What needs to be done: Search the records below for the word "panel", then return every line where it appears.

Source data
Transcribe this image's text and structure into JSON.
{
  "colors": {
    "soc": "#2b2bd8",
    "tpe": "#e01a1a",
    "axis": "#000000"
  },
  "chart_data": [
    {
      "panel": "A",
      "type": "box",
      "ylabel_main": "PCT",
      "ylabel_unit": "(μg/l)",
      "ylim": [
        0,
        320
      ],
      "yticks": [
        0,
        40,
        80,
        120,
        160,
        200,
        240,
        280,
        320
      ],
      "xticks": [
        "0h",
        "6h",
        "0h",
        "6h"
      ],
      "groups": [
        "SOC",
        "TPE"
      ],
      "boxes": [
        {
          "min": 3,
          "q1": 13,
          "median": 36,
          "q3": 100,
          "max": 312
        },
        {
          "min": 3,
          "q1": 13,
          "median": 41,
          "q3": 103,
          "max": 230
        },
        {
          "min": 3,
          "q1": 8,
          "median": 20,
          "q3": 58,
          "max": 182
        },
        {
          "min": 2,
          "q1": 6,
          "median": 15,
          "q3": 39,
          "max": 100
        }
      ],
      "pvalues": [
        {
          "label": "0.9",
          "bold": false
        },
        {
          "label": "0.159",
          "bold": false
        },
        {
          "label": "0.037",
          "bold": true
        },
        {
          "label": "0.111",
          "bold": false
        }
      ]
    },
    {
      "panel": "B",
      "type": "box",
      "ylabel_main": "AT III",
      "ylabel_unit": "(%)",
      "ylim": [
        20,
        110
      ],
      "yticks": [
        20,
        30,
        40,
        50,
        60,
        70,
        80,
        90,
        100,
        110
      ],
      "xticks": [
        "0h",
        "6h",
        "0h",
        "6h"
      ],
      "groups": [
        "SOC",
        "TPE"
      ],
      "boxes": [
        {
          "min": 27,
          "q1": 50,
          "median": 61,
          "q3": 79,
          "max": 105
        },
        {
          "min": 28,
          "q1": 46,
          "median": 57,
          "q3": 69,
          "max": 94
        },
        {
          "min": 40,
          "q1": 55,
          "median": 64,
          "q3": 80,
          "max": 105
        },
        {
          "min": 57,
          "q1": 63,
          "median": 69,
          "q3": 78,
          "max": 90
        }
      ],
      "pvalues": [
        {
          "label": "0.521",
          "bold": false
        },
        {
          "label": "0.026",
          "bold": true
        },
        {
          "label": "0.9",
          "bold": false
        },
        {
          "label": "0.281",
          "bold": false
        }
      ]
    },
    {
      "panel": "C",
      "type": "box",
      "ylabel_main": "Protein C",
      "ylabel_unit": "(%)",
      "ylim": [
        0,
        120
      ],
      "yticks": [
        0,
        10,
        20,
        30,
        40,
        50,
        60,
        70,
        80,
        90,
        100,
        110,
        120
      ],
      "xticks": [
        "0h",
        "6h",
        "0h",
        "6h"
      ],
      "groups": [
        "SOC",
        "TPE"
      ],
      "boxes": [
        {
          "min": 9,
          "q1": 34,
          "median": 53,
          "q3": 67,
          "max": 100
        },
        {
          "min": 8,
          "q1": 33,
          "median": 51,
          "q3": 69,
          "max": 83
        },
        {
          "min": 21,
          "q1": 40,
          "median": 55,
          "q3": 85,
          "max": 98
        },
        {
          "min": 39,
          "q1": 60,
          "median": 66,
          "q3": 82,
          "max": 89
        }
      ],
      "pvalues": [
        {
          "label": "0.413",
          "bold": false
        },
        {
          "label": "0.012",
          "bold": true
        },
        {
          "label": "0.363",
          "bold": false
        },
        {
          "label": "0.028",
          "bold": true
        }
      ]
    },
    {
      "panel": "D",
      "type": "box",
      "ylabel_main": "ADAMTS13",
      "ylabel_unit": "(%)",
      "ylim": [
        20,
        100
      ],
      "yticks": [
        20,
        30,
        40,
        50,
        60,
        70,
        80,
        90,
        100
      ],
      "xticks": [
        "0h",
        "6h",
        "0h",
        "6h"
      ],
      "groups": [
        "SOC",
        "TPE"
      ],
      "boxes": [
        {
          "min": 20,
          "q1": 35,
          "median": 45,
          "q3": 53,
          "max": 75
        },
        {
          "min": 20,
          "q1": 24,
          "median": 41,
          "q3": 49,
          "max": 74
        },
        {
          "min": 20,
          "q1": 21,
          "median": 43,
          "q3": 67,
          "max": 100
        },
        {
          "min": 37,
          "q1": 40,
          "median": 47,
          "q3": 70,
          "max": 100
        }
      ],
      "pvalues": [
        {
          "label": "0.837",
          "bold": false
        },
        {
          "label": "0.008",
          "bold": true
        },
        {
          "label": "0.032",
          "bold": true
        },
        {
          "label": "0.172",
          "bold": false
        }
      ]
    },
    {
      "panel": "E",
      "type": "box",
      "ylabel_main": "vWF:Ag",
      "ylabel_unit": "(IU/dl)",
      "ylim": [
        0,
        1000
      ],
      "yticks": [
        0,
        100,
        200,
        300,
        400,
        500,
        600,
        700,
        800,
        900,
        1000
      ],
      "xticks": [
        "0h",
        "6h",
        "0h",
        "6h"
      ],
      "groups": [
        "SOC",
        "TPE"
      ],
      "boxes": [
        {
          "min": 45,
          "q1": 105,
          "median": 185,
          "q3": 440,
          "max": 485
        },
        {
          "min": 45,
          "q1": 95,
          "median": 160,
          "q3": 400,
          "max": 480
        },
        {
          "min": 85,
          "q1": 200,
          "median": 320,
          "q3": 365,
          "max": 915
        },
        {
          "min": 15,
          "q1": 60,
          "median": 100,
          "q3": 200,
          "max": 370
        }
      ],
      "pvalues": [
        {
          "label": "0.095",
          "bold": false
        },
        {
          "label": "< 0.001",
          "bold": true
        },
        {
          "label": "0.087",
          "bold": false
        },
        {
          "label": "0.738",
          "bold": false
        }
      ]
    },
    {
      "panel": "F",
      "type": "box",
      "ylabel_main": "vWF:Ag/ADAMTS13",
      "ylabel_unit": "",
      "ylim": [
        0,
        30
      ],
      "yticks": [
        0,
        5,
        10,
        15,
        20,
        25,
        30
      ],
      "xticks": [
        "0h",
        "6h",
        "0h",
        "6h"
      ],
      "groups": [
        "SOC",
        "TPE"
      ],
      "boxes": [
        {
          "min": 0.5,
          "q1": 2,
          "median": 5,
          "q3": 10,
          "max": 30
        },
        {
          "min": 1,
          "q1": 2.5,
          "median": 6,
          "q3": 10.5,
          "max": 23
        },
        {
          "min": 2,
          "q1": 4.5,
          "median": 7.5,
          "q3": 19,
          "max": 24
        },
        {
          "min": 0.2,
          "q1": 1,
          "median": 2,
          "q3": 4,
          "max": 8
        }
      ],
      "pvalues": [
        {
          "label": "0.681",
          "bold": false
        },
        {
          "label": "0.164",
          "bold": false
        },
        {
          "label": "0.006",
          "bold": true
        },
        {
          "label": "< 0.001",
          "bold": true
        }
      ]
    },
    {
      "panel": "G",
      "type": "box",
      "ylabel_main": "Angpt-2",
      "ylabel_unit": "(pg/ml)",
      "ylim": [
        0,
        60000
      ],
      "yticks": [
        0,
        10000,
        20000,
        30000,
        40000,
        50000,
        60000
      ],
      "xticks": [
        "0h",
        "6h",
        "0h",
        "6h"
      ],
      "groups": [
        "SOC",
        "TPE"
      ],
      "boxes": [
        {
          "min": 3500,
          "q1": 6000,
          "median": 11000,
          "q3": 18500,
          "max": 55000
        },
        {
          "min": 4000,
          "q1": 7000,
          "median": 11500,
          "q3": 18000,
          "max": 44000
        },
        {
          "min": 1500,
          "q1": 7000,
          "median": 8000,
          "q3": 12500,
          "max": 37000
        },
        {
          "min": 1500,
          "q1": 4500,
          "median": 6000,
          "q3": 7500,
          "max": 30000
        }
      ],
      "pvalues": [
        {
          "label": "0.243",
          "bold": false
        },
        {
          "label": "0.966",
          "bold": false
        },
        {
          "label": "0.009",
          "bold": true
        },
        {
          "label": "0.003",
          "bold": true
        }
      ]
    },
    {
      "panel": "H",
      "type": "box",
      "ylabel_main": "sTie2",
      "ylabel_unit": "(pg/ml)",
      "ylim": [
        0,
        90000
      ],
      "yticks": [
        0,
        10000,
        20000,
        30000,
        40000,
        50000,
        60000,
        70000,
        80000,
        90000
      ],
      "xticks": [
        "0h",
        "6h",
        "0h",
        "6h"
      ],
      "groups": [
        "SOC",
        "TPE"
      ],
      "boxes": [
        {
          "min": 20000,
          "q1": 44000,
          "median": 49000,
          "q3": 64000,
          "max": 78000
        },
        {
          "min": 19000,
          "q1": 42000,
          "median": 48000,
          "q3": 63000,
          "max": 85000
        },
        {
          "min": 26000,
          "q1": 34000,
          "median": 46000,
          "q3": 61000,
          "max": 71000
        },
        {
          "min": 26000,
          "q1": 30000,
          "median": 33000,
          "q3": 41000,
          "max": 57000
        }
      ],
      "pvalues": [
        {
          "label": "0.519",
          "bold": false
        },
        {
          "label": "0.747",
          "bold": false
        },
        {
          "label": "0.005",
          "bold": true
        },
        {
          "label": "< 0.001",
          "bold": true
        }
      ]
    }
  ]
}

Result of this exercise:
      "panel": "A",
      "panel": "B",
      "panel": "C",
      "panel": "D",
      "panel": "E",
      "panel": "F",
      "panel": "G",
      "panel": "H",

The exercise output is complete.